┌─ Records shown

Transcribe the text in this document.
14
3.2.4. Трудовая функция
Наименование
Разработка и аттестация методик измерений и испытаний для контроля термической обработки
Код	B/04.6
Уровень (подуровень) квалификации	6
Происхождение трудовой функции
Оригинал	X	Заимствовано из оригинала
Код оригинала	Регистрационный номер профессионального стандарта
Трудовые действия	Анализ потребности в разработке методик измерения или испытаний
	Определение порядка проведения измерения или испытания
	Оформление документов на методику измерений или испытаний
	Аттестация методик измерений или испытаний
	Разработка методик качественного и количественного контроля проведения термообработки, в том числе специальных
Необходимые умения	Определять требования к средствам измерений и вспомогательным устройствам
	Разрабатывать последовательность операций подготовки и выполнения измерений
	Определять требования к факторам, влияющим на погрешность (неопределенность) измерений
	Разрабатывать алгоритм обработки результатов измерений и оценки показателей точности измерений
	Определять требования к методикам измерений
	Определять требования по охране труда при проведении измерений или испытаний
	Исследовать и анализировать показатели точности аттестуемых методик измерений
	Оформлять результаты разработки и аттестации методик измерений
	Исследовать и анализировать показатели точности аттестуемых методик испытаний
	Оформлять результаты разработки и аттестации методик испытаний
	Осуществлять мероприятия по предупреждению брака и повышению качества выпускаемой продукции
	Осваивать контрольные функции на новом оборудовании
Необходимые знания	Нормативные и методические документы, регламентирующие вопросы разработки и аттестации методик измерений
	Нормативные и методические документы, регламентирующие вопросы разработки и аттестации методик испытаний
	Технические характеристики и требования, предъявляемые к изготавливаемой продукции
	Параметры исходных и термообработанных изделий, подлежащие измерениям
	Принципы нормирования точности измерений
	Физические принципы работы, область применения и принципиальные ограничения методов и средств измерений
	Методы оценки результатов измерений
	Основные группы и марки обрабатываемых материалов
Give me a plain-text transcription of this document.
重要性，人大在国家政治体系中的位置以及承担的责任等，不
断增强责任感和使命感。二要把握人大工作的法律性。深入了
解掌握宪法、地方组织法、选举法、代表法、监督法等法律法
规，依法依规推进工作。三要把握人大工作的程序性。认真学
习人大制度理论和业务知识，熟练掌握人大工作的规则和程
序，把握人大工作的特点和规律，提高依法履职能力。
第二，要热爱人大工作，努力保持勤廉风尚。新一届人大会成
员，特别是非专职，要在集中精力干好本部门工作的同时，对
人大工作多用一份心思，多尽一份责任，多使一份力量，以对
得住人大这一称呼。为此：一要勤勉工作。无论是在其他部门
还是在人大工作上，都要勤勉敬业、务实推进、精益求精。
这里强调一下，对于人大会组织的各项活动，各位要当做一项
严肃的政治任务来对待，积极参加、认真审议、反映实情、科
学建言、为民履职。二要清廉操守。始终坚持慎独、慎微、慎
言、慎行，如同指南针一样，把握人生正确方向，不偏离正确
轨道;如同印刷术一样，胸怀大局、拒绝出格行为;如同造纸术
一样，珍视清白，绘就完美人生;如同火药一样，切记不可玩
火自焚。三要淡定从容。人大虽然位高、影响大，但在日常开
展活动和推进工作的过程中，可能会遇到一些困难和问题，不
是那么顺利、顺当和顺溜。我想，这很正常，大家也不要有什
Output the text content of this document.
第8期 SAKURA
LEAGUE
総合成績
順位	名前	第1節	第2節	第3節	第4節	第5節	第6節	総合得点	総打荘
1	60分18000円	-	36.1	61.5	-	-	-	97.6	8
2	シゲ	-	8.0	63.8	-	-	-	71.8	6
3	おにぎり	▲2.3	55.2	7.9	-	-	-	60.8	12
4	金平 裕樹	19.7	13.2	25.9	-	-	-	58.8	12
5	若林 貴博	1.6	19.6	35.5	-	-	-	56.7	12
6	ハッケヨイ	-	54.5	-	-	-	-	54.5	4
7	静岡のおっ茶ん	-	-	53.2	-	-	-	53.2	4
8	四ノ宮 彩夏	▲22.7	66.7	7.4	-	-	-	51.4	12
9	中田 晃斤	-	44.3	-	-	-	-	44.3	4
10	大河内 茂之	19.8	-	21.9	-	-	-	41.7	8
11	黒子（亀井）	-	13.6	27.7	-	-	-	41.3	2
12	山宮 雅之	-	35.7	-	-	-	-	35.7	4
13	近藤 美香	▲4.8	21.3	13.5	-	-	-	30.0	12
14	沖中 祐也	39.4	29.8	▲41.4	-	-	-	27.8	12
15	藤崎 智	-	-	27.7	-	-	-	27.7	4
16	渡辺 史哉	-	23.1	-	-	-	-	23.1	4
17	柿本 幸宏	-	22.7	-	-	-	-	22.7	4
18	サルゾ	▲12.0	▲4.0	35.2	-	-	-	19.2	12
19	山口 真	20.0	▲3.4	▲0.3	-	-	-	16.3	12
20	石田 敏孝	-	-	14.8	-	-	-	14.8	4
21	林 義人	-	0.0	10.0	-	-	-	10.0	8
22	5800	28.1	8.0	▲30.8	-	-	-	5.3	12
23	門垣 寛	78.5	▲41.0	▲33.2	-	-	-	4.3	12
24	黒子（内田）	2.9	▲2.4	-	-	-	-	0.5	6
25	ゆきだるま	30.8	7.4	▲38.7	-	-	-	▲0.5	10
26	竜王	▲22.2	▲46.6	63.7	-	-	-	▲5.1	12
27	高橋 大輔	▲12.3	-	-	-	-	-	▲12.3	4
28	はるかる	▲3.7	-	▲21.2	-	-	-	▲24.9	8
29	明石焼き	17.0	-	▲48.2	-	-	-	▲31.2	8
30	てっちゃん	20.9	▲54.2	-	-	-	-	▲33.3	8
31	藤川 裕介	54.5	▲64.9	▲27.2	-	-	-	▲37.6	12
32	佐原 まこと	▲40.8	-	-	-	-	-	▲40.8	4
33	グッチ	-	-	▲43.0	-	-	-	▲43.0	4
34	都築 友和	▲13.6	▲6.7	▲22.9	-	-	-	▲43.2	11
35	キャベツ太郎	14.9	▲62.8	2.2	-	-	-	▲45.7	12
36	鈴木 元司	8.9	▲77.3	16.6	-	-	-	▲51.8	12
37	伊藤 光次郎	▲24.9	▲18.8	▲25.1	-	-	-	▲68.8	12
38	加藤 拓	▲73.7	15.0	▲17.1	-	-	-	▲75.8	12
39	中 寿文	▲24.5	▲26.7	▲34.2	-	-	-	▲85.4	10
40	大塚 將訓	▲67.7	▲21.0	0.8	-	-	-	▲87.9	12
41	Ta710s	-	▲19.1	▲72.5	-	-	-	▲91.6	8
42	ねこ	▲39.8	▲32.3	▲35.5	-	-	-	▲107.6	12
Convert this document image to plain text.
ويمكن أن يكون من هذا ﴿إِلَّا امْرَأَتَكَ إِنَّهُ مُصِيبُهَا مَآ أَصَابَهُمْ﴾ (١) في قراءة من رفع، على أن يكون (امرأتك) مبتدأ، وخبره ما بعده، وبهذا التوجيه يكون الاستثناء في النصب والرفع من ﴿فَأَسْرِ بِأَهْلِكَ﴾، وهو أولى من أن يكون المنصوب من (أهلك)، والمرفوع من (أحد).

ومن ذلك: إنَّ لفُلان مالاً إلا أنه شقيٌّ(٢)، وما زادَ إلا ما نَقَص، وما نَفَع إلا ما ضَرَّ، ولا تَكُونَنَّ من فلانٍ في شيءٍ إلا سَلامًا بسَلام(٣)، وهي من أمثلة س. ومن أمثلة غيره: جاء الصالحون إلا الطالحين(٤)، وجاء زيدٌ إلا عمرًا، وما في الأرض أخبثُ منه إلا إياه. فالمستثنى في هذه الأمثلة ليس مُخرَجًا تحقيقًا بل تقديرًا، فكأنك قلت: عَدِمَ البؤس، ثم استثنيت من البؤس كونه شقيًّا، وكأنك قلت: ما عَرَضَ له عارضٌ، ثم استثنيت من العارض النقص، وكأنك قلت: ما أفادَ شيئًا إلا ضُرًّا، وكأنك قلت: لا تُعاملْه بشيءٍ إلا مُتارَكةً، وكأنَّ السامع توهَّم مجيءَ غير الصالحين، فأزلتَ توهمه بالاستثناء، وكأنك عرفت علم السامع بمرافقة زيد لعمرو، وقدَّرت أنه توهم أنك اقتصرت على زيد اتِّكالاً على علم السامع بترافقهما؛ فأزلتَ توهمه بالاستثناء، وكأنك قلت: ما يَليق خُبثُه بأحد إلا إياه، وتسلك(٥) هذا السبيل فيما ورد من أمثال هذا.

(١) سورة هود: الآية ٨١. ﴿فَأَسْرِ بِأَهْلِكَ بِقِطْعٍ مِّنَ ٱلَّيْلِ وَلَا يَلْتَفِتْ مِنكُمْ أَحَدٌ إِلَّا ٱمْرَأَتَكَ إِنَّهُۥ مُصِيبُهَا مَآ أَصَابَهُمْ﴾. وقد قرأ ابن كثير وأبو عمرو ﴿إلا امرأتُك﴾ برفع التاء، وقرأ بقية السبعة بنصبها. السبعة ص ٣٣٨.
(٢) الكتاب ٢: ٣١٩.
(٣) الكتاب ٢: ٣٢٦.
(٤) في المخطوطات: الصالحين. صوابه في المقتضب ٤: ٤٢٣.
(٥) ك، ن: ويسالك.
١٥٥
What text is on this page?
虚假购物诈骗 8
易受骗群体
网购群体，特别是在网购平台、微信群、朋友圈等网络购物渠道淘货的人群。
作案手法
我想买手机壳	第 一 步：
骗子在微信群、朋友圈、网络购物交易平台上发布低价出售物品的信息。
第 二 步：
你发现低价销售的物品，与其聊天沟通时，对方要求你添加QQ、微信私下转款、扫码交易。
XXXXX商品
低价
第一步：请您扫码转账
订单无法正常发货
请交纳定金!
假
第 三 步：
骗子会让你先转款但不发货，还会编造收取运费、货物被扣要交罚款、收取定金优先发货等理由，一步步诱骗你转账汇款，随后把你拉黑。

└─

* [Task statement]: Output exactly the lines between the one containing "What text is on this page?" and the final line above, both inclusive.

* [Correct result]:
What text is on this page?
虚假购物诈骗 8
易受骗群体
网购群体，特别是在网购平台、微信群、朋友圈等网络购物渠道淘货的人群。
作案手法
我想买手机壳	第 一 步：
骗子在微信群、朋友圈、网络购物交易平台上发布低价出售物品的信息。
第 二 步：
你发现低价销售的物品，与其聊天沟通时，对方要求你添加QQ、微信私下转款、扫码交易。
XXXXX商品
低价
第一步：请您扫码转账
订单无法正常发货
请交纳定金!
假
第 三 步：
骗子会让你先转款但不发货，还会编造收取运费、货物被扣要交罚款、收取定金优先发货等理由，一步步诱骗你转账汇款，随后把你拉黑。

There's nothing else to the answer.